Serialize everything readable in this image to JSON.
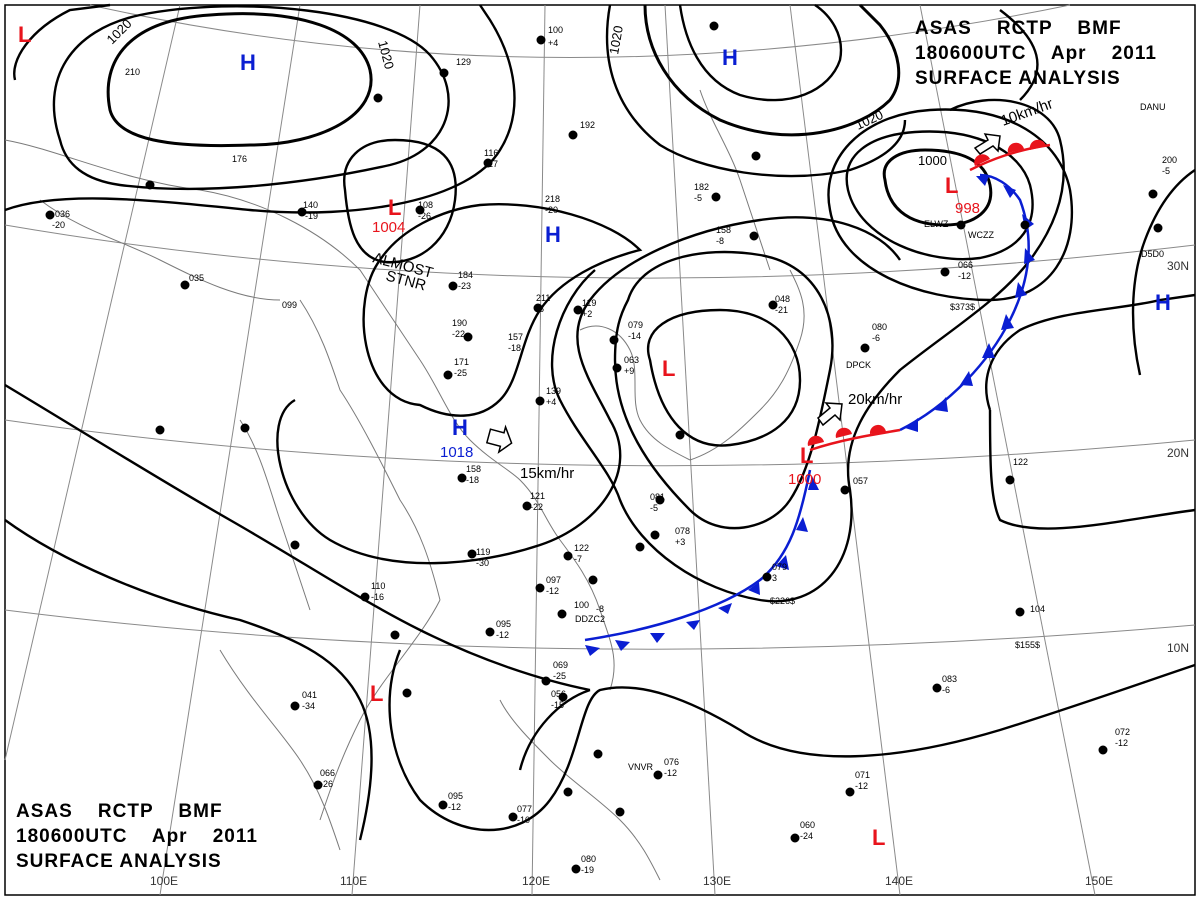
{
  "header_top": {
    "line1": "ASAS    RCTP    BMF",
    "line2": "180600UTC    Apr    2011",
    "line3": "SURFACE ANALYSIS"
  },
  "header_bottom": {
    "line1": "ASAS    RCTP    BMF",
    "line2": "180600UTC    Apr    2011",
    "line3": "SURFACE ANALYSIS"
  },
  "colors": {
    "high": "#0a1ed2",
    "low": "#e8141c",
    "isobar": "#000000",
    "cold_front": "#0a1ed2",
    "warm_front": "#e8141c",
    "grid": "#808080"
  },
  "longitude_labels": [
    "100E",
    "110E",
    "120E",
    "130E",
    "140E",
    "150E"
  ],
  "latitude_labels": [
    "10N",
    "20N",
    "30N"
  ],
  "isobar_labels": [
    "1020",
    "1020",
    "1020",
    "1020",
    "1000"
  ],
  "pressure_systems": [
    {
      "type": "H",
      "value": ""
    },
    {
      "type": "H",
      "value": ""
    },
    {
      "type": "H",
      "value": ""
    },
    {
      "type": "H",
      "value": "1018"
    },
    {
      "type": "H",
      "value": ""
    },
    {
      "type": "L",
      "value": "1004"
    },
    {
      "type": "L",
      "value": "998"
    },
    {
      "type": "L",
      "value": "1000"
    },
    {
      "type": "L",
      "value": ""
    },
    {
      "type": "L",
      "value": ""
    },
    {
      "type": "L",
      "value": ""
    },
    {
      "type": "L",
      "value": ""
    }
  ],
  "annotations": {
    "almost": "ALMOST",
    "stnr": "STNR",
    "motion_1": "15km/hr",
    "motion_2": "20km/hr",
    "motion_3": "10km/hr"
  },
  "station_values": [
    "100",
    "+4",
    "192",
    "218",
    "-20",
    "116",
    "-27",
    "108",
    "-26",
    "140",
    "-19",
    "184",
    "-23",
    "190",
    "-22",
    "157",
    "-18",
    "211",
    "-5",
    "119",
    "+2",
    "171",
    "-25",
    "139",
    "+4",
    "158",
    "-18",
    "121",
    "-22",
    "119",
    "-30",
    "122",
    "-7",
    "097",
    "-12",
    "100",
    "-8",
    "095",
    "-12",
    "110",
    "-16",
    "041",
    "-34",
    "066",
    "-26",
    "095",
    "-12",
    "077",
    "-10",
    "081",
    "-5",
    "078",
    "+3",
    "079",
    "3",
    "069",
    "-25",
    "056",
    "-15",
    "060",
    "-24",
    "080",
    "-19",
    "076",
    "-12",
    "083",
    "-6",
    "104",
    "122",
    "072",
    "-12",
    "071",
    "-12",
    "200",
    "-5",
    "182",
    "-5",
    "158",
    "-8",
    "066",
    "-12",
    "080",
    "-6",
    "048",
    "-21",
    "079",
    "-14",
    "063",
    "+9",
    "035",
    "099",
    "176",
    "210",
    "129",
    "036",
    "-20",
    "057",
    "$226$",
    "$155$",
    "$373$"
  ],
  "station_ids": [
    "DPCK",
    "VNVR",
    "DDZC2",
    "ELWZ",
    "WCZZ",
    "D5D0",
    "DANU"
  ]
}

PROMPT:
All of the data needs repeating exactly, but the pictures do not.

SOLUTION FOR THIS PROBLEM:
Serialize everything readable in this image to JSON.
{
  "header_top": {
    "line1": "ASAS    RCTP    BMF",
    "line2": "180600UTC    Apr    2011",
    "line3": "SURFACE ANALYSIS"
  },
  "header_bottom": {
    "line1": "ASAS    RCTP    BMF",
    "line2": "180600UTC    Apr    2011",
    "line3": "SURFACE ANALYSIS"
  },
  "colors": {
    "high": "#0a1ed2",
    "low": "#e8141c",
    "isobar": "#000000",
    "cold_front": "#0a1ed2",
    "warm_front": "#e8141c",
    "grid": "#808080"
  },
  "longitude_labels": [
    "100E",
    "110E",
    "120E",
    "130E",
    "140E",
    "150E"
  ],
  "latitude_labels": [
    "10N",
    "20N",
    "30N"
  ],
  "isobar_labels": [
    "1020",
    "1020",
    "1020",
    "1020",
    "1000"
  ],
  "pressure_systems": [
    {
      "type": "H",
      "value": ""
    },
    {
      "type": "H",
      "value": ""
    },
    {
      "type": "H",
      "value": ""
    },
    {
      "type": "H",
      "value": "1018"
    },
    {
      "type": "H",
      "value": ""
    },
    {
      "type": "L",
      "value": "1004"
    },
    {
      "type": "L",
      "value": "998"
    },
    {
      "type": "L",
      "value": "1000"
    },
    {
      "type": "L",
      "value": ""
    },
    {
      "type": "L",
      "value": ""
    },
    {
      "type": "L",
      "value": ""
    },
    {
      "type": "L",
      "value": ""
    }
  ],
  "annotations": {
    "almost": "ALMOST",
    "stnr": "STNR",
    "motion_1": "15km/hr",
    "motion_2": "20km/hr",
    "motion_3": "10km/hr"
  },
  "station_values": [
    "100",
    "+4",
    "192",
    "218",
    "-20",
    "116",
    "-27",
    "108",
    "-26",
    "140",
    "-19",
    "184",
    "-23",
    "190",
    "-22",
    "157",
    "-18",
    "211",
    "-5",
    "119",
    "+2",
    "171",
    "-25",
    "139",
    "+4",
    "158",
    "-18",
    "121",
    "-22",
    "119",
    "-30",
    "122",
    "-7",
    "097",
    "-12",
    "100",
    "-8",
    "095",
    "-12",
    "110",
    "-16",
    "041",
    "-34",
    "066",
    "-26",
    "095",
    "-12",
    "077",
    "-10",
    "081",
    "-5",
    "078",
    "+3",
    "079",
    "3",
    "069",
    "-25",
    "056",
    "-15",
    "060",
    "-24",
    "080",
    "-19",
    "076",
    "-12",
    "083",
    "-6",
    "104",
    "122",
    "072",
    "-12",
    "071",
    "-12",
    "200",
    "-5",
    "182",
    "-5",
    "158",
    "-8",
    "066",
    "-12",
    "080",
    "-6",
    "048",
    "-21",
    "079",
    "-14",
    "063",
    "+9",
    "035",
    "099",
    "176",
    "210",
    "129",
    "036",
    "-20",
    "057",
    "$226$",
    "$155$",
    "$373$"
  ],
  "station_ids": [
    "DPCK",
    "VNVR",
    "DDZC2",
    "ELWZ",
    "WCZZ",
    "D5D0",
    "DANU"
  ]
}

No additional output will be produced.